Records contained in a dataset
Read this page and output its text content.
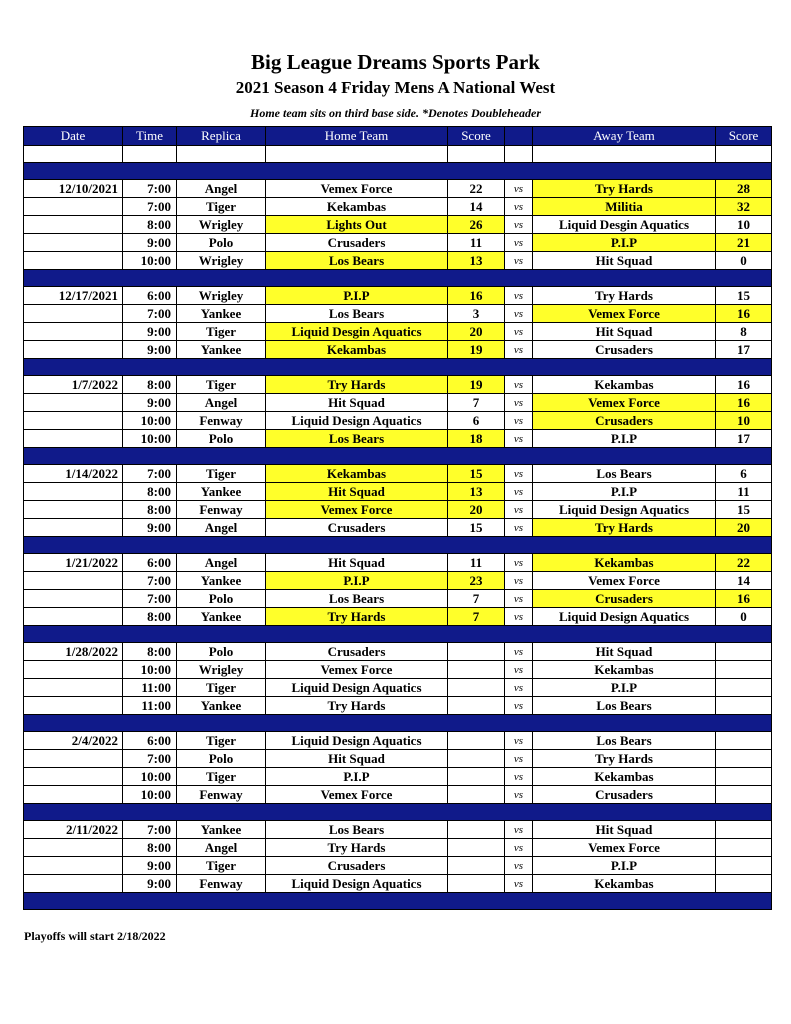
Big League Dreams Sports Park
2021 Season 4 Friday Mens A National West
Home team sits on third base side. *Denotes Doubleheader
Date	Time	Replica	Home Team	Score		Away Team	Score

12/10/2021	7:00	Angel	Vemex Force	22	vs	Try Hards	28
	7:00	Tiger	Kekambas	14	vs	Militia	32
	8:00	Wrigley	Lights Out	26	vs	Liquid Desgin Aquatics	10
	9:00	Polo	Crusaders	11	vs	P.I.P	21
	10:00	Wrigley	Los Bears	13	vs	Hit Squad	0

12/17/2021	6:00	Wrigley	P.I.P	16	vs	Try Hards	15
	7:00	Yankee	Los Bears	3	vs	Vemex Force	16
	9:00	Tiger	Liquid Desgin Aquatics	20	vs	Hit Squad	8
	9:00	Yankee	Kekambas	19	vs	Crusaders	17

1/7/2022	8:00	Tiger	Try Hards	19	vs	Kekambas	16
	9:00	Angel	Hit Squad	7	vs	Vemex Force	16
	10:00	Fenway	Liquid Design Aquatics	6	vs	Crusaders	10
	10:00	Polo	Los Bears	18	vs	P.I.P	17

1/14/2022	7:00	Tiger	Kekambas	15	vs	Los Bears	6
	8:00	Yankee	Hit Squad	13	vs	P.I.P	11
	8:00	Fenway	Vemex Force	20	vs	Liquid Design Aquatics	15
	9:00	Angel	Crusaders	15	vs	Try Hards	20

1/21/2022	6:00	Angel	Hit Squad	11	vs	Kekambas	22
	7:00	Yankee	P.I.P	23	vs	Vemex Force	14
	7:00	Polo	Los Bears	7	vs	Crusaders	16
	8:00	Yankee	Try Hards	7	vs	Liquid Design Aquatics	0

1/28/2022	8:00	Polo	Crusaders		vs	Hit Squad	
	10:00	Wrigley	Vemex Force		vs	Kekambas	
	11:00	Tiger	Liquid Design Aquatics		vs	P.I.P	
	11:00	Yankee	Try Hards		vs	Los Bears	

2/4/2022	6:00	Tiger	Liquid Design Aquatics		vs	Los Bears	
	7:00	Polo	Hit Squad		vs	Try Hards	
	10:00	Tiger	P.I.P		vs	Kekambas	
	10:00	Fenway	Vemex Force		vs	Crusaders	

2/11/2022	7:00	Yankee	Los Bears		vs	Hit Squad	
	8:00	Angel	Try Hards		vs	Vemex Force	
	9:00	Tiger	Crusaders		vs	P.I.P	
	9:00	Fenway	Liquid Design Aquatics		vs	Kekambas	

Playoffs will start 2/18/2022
--
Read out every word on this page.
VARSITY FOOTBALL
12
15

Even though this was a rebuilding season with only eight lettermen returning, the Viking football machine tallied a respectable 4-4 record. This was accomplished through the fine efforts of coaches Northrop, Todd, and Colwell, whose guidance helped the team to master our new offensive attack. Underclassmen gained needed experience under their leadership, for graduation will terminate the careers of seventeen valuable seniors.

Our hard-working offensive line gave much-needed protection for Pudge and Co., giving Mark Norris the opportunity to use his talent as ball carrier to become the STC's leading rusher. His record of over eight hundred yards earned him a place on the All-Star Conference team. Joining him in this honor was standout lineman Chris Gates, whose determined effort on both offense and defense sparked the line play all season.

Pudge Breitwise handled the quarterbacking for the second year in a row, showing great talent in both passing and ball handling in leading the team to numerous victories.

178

=== TASK DESCRIPTION ===
Among the entries above, how many lines include the word "Aquatics"? Reply with the number only.

=== COMPLETE ANSWER ===
8